» **STATED EXERCISE**
Pick out the lines containing "title".
>> Begin SUPPLIED INFORMATION
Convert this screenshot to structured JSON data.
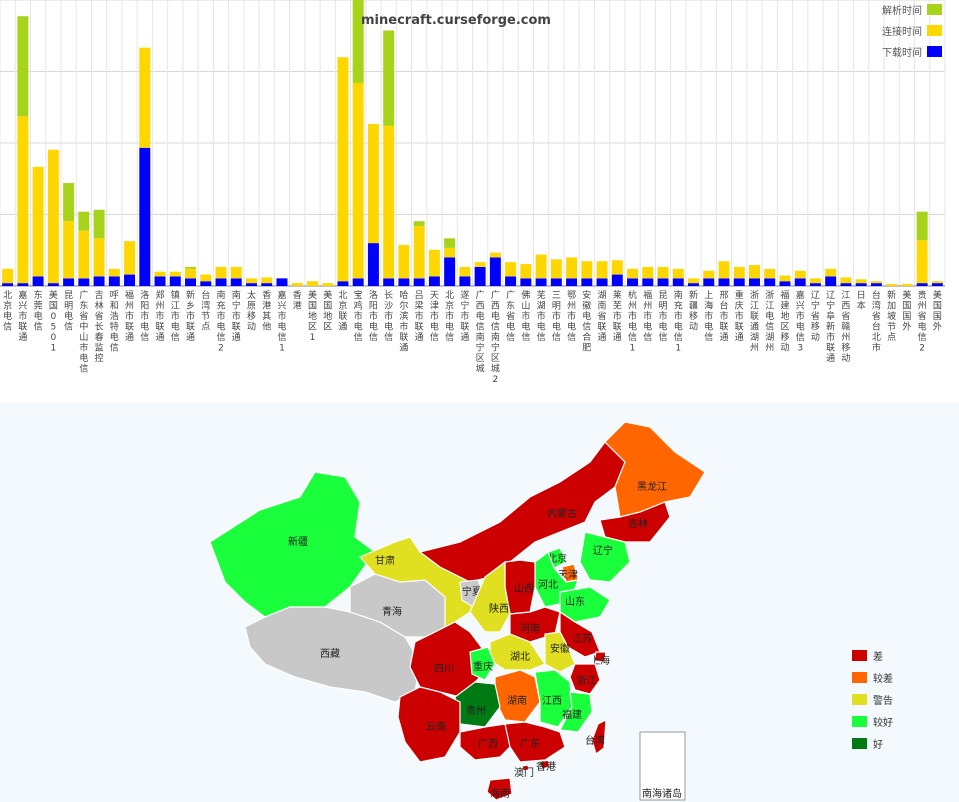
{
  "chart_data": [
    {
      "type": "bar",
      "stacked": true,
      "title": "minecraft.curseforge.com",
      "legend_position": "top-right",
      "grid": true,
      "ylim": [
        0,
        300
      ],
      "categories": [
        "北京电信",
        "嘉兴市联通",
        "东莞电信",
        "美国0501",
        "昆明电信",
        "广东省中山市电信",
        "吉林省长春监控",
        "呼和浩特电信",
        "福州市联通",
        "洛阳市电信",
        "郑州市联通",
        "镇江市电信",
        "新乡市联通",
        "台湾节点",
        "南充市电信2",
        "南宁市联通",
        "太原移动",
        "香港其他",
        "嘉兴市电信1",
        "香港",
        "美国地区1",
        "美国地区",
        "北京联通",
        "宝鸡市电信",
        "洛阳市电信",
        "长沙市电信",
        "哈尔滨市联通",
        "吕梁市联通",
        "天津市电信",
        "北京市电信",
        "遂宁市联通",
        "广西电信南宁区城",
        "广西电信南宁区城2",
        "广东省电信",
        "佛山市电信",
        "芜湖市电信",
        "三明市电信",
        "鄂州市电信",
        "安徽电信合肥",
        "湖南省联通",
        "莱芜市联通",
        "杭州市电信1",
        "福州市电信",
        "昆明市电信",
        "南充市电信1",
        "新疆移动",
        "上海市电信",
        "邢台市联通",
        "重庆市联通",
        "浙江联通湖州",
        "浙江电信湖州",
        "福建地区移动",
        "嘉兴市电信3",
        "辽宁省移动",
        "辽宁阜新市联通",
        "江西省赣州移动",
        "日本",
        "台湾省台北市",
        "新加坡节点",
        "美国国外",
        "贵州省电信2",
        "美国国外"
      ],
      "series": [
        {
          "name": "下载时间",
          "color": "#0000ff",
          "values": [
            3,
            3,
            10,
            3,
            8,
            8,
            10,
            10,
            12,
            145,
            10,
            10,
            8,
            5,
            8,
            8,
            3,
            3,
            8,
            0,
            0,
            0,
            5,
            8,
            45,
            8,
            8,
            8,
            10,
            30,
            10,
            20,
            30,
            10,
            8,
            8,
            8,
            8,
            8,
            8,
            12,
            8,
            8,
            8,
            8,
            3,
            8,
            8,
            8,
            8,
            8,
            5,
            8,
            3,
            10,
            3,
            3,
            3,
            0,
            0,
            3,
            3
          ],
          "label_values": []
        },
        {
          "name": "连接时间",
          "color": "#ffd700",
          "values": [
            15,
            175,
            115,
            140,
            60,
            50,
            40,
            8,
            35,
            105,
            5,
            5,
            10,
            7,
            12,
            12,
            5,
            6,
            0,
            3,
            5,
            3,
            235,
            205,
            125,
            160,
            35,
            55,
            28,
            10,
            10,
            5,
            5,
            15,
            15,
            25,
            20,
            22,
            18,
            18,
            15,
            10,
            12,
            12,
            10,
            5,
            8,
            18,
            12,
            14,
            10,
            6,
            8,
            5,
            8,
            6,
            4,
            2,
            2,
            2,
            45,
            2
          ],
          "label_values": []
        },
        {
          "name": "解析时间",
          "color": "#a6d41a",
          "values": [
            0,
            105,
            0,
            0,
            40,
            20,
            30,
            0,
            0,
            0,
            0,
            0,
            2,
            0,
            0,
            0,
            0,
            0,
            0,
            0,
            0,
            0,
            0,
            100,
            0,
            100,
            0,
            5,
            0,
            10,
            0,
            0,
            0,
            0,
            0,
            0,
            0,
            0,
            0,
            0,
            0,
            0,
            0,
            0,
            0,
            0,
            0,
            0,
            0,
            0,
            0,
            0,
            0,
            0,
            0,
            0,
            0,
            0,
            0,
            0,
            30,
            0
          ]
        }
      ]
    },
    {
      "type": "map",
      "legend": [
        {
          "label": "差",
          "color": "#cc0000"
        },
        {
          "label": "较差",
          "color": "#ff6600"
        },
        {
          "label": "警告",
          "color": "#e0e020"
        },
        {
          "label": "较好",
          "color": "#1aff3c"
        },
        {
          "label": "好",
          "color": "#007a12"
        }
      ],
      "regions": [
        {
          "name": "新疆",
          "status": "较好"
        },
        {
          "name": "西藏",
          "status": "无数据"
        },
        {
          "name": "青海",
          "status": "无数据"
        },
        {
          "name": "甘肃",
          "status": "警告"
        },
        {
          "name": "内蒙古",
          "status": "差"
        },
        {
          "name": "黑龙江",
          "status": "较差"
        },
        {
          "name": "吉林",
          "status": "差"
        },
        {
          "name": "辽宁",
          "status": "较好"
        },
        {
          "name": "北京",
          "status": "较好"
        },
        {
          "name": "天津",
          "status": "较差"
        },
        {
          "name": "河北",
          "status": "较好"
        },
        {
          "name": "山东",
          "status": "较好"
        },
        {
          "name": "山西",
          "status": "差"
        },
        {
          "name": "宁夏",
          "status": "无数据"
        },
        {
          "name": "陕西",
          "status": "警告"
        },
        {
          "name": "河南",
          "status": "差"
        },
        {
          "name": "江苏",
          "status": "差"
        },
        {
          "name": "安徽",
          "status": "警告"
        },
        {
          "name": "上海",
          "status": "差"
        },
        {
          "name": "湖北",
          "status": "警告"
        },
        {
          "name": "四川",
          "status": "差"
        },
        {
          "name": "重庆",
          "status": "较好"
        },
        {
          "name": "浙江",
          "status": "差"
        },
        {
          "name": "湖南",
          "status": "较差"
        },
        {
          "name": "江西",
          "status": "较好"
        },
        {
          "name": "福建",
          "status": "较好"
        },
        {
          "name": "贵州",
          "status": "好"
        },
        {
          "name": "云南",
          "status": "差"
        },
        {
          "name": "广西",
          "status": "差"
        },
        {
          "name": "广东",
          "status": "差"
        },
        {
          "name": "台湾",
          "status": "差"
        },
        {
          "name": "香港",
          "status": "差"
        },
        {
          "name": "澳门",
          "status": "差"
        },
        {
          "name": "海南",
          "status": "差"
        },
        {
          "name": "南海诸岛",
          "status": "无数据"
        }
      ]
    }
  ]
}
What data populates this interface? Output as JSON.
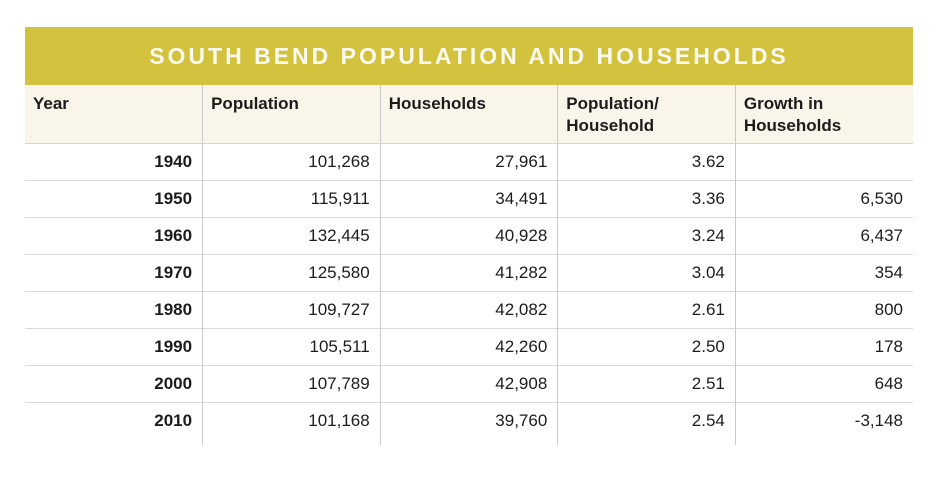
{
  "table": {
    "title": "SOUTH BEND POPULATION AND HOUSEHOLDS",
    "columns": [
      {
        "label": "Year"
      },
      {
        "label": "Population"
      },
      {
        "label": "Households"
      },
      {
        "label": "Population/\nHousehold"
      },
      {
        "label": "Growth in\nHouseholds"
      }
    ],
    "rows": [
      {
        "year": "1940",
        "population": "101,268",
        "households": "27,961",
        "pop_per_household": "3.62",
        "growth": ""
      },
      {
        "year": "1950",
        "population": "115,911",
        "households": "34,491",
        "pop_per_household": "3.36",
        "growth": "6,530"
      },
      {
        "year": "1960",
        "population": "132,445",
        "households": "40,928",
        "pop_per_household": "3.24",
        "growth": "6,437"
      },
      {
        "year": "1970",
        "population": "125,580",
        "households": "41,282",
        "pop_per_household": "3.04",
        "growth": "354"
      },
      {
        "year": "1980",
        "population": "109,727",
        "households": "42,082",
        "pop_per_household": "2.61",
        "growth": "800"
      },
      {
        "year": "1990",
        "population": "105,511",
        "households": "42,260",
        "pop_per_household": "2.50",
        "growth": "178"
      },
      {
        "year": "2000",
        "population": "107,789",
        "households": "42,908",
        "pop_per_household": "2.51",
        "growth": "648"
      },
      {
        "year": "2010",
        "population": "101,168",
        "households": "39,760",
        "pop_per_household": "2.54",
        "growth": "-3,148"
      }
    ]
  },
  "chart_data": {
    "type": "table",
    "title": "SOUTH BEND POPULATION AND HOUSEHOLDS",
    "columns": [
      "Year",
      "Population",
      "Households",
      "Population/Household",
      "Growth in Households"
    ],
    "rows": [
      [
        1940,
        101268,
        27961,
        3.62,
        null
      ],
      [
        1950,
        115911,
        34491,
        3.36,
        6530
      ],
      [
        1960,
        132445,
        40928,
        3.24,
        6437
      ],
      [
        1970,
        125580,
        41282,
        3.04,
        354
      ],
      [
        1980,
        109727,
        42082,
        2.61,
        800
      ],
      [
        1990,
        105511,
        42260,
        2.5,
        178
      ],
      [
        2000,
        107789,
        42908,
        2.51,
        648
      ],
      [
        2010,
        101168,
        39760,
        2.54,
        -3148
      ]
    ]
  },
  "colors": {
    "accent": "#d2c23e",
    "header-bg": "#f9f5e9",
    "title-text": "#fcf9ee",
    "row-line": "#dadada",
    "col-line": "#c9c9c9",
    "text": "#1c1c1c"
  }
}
>> End SUPPLIED INFORMATION
» **FULL RESPONSE**
      "title": "minecraft.curseforge.com",
    "title": "SOUTH BEND POPULATION AND HOUSEHOLDS",
    "title": "SOUTH BEND POPULATION AND HOUSEHOLDS",
    "title-text": "#fcf9ee",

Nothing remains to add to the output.